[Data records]
◆ ◆ ◆ ◆
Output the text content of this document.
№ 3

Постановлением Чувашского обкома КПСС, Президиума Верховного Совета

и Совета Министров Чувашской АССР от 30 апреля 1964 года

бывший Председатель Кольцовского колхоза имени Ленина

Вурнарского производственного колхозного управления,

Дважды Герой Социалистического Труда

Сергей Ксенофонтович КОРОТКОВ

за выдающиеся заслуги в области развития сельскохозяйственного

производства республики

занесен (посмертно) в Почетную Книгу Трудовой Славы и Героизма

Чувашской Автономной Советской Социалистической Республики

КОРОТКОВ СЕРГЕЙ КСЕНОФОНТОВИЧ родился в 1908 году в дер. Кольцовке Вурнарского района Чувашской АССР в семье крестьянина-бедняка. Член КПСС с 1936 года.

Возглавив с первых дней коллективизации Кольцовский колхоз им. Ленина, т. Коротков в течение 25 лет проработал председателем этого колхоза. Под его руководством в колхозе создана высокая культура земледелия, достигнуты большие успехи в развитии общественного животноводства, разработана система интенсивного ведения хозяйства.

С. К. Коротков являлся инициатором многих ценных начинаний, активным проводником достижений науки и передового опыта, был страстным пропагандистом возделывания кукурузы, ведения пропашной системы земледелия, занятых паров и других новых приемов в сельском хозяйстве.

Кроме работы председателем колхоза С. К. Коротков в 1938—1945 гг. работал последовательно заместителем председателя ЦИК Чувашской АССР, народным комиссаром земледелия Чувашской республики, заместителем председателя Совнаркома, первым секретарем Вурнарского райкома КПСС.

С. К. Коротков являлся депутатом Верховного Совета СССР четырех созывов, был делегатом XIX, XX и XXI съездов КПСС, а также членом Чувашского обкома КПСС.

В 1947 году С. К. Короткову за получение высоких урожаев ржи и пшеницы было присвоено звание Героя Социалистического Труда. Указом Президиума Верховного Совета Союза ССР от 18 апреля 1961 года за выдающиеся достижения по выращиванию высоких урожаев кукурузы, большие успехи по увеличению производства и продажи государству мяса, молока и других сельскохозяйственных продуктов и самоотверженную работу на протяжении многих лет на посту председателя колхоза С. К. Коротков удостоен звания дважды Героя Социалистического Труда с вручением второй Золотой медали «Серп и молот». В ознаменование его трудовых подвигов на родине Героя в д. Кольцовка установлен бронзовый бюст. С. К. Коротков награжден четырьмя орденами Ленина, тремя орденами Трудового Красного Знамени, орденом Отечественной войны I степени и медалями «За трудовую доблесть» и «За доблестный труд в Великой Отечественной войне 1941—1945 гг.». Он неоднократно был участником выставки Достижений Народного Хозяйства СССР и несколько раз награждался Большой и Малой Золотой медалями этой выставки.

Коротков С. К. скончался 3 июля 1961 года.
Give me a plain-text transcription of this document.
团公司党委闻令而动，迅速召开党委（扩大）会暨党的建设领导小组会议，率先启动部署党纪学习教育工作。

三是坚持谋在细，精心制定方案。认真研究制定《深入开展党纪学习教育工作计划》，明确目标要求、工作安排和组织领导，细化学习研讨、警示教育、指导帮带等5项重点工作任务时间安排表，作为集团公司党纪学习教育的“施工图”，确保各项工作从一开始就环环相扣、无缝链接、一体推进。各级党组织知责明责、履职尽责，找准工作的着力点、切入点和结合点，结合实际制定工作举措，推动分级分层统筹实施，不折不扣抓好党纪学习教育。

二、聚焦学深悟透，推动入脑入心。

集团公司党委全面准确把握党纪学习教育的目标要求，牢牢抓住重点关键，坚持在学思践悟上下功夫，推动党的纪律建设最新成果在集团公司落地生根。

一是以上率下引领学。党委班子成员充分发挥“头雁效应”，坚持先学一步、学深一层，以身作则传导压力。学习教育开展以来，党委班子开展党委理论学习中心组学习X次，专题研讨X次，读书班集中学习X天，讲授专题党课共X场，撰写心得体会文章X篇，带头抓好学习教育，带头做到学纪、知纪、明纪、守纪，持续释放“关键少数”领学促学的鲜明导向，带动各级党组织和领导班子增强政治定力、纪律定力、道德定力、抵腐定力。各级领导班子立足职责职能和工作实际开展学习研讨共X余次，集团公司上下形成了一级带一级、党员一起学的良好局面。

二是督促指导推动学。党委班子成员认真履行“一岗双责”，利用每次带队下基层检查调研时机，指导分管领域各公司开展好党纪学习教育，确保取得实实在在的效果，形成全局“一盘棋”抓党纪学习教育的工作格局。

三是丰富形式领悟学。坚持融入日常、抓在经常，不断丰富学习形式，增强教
◆ ◆ ◆ ◆
* [Problem requirements]
Reproduce the listing in full. Keep it exactly as written.

* [Answer to this problem]
Output the text content of this document.
№ 3

Постановлением Чувашского обкома КПСС, Президиума Верховного Совета

и Совета Министров Чувашской АССР от 30 апреля 1964 года

бывший Председатель Кольцовского колхоза имени Ленина

Вурнарского производственного колхозного управления,

Дважды Герой Социалистического Труда

Сергей Ксенофонтович КОРОТКОВ

за выдающиеся заслуги в области развития сельскохозяйственного

производства республики

занесен (посмертно) в Почетную Книгу Трудовой Славы и Героизма

Чувашской Автономной Советской Социалистической Республики

КОРОТКОВ СЕРГЕЙ КСЕНОФОНТОВИЧ родился в 1908 году в дер. Кольцовке Вурнарского района Чувашской АССР в семье крестьянина-бедняка. Член КПСС с 1936 года.

Возглавив с первых дней коллективизации Кольцовский колхоз им. Ленина, т. Коротков в течение 25 лет проработал председателем этого колхоза. Под его руководством в колхозе создана высокая культура земледелия, достигнуты большие успехи в развитии общественного животноводства, разработана система интенсивного ведения хозяйства.

С. К. Коротков являлся инициатором многих ценных начинаний, активным проводником достижений науки и передового опыта, был страстным пропагандистом возделывания кукурузы, ведения пропашной системы земледелия, занятых паров и других новых приемов в сельском хозяйстве.

Кроме работы председателем колхоза С. К. Коротков в 1938—1945 гг. работал последовательно заместителем председателя ЦИК Чувашской АССР, народным комиссаром земледелия Чувашской республики, заместителем председателя Совнаркома, первым секретарем Вурнарского райкома КПСС.

С. К. Коротков являлся депутатом Верховного Совета СССР четырех созывов, был делегатом XIX, XX и XXI съездов КПСС, а также членом Чувашского обкома КПСС.

В 1947 году С. К. Короткову за получение высоких урожаев ржи и пшеницы было присвоено звание Героя Социалистического Труда. Указом Президиума Верховного Совета Союза ССР от 18 апреля 1961 года за выдающиеся достижения по выращиванию высоких урожаев кукурузы, большие успехи по увеличению производства и продажи государству мяса, молока и других сельскохозяйственных продуктов и самоотверженную работу на протяжении многих лет на посту председателя колхоза С. К. Коротков удостоен звания дважды Героя Социалистического Труда с вручением второй Золотой медали «Серп и молот». В ознаменование его трудовых подвигов на родине Героя в д. Кольцовка установлен бронзовый бюст. С. К. Коротков награжден четырьмя орденами Ленина, тремя орденами Трудового Красного Знамени, орденом Отечественной войны I степени и медалями «За трудовую доблесть» и «За доблестный труд в Великой Отечественной войне 1941—1945 гг.». Он неоднократно был участником выставки Достижений Народного Хозяйства СССР и несколько раз награждался Большой и Малой Золотой медалями этой выставки.

Коротков С. К. скончался 3 июля 1961 года.
Give me a plain-text transcription of this document.
团公司党委闻令而动，迅速召开党委（扩大）会暨党的建设领导小组会议，率先启动部署党纪学习教育工作。

三是坚持谋在细，精心制定方案。认真研究制定《深入开展党纪学习教育工作计划》，明确目标要求、工作安排和组织领导，细化学习研讨、警示教育、指导帮带等5项重点工作任务时间安排表，作为集团公司党纪学习教育的“施工图”，确保各项工作从一开始就环环相扣、无缝链接、一体推进。各级党组织知责明责、履职尽责，找准工作的着力点、切入点和结合点，结合实际制定工作举措，推动分级分层统筹实施，不折不扣抓好党纪学习教育。

二、聚焦学深悟透，推动入脑入心。

集团公司党委全面准确把握党纪学习教育的目标要求，牢牢抓住重点关键，坚持在学思践悟上下功夫，推动党的纪律建设最新成果在集团公司落地生根。

一是以上率下引领学。党委班子成员充分发挥“头雁效应”，坚持先学一步、学深一层，以身作则传导压力。学习教育开展以来，党委班子开展党委理论学习中心组学习X次，专题研讨X次，读书班集中学习X天，讲授专题党课共X场，撰写心得体会文章X篇，带头抓好学习教育，带头做到学纪、知纪、明纪、守纪，持续释放“关键少数”领学促学的鲜明导向，带动各级党组织和领导班子增强政治定力、纪律定力、道德定力、抵腐定力。各级领导班子立足职责职能和工作实际开展学习研讨共X余次，集团公司上下形成了一级带一级、党员一起学的良好局面。

二是督促指导推动学。党委班子成员认真履行“一岗双责”，利用每次带队下基层检查调研时机，指导分管领域各公司开展好党纪学习教育，确保取得实实在在的效果，形成全局“一盘棋”抓党纪学习教育的工作格局。

三是丰富形式领悟学。坚持融入日常、抓在经常，不断丰富学习形式，增强教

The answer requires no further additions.